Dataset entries
◇ ◇ ◇

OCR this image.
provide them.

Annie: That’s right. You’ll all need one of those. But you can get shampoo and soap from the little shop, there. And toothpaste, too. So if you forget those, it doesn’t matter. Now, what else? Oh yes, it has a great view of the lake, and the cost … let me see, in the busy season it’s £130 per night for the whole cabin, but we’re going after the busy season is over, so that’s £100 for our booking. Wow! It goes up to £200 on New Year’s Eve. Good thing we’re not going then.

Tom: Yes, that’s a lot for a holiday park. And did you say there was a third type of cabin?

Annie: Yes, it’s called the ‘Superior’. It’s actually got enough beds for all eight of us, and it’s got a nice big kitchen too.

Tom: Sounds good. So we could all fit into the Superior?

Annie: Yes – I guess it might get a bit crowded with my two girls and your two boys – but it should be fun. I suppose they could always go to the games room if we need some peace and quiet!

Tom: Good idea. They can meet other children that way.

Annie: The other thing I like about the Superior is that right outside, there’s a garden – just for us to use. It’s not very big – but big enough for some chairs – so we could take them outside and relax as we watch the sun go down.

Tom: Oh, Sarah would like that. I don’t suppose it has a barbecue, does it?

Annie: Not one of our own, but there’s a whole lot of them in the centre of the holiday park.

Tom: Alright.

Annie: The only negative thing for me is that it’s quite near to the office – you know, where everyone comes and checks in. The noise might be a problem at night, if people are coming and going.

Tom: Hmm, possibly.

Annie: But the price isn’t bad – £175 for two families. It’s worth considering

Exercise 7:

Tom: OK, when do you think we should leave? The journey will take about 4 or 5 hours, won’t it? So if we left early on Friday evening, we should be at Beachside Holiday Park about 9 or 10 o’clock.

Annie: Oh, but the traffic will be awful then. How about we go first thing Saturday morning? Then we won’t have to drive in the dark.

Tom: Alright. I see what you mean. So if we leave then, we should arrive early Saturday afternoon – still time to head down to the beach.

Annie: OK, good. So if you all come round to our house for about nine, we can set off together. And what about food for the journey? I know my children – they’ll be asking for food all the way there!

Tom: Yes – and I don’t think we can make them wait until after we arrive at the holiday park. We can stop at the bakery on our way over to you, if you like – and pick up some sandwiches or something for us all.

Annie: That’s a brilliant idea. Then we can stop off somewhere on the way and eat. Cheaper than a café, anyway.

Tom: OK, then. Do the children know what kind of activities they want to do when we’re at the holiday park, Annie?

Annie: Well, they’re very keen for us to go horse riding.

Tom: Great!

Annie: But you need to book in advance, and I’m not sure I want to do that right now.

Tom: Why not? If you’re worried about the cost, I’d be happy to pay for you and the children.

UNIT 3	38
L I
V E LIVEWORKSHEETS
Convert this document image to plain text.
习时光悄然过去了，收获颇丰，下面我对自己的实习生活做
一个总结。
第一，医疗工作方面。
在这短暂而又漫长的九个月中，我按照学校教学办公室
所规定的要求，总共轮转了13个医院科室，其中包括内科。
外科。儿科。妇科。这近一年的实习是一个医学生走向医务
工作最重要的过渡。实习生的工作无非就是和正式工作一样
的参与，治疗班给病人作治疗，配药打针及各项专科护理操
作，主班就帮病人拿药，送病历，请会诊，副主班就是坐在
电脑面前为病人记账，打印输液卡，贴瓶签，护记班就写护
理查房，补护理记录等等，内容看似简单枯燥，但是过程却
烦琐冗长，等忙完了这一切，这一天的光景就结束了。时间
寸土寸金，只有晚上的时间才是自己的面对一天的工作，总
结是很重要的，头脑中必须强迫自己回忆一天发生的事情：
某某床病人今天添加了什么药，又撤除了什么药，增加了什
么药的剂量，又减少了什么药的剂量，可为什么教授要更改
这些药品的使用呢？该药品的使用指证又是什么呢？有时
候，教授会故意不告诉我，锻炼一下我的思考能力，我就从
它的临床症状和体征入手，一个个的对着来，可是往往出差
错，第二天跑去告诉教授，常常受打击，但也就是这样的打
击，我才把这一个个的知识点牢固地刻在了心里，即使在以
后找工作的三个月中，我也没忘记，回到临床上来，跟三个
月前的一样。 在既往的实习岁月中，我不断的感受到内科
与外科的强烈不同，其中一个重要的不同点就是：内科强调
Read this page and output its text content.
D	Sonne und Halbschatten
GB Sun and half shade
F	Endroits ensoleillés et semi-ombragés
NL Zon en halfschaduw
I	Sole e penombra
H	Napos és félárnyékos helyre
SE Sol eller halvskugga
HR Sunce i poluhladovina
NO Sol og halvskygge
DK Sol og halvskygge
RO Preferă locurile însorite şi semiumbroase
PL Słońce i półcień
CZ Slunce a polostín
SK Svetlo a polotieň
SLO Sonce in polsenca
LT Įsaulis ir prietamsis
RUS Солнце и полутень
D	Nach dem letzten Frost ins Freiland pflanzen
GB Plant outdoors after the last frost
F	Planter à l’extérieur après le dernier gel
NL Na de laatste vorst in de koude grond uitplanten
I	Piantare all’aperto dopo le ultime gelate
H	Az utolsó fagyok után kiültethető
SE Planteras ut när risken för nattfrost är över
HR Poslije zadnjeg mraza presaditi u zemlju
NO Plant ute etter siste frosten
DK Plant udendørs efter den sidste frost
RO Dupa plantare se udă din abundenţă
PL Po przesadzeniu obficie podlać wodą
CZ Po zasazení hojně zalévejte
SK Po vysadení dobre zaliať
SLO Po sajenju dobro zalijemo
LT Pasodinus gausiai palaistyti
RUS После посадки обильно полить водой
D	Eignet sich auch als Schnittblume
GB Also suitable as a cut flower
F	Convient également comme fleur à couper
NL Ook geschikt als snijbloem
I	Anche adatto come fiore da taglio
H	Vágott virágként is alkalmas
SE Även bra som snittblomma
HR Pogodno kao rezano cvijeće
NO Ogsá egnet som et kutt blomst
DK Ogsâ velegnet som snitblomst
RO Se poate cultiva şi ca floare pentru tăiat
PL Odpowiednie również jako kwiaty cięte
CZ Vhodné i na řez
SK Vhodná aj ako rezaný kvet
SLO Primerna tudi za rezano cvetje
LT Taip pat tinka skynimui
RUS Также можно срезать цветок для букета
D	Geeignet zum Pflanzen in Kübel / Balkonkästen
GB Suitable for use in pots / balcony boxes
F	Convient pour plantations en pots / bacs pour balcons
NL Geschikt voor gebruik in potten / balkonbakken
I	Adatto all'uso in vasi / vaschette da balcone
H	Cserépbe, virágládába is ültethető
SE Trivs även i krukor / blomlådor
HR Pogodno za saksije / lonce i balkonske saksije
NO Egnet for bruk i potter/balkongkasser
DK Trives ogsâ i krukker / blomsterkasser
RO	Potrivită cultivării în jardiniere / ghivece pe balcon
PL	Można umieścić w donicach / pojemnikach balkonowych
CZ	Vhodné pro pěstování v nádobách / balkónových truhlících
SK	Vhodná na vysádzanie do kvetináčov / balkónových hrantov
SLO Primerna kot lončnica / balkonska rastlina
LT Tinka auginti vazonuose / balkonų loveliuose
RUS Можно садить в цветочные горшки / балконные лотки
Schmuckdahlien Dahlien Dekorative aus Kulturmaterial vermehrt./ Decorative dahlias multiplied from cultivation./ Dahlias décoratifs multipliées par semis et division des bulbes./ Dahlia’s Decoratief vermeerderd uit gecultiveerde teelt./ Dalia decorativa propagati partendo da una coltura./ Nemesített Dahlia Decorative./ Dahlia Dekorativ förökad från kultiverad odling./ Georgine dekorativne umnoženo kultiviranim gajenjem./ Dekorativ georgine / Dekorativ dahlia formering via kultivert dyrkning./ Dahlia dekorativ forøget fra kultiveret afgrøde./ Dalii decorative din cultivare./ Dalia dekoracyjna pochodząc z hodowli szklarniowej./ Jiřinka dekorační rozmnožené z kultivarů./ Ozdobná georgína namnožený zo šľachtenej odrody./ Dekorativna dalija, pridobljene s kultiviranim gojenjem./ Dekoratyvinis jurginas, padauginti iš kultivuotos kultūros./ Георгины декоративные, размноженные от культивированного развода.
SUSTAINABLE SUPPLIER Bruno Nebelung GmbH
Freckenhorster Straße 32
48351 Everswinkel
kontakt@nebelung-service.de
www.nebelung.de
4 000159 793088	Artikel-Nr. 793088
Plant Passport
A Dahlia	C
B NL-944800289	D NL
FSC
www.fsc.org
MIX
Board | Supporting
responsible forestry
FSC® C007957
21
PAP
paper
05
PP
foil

◇ ◇ ◇

The exercise
Select every line above that contains the word "suppose", and copy it.

Task answer
Annie: Yes – I guess it might get a bit crowded with my two girls and your two boys – but it should be fun. I suppose they could always go to the games room if we need some peace and quiet!
Tom: Oh, Sarah would like that. I don’t suppose it has a barbecue, does it?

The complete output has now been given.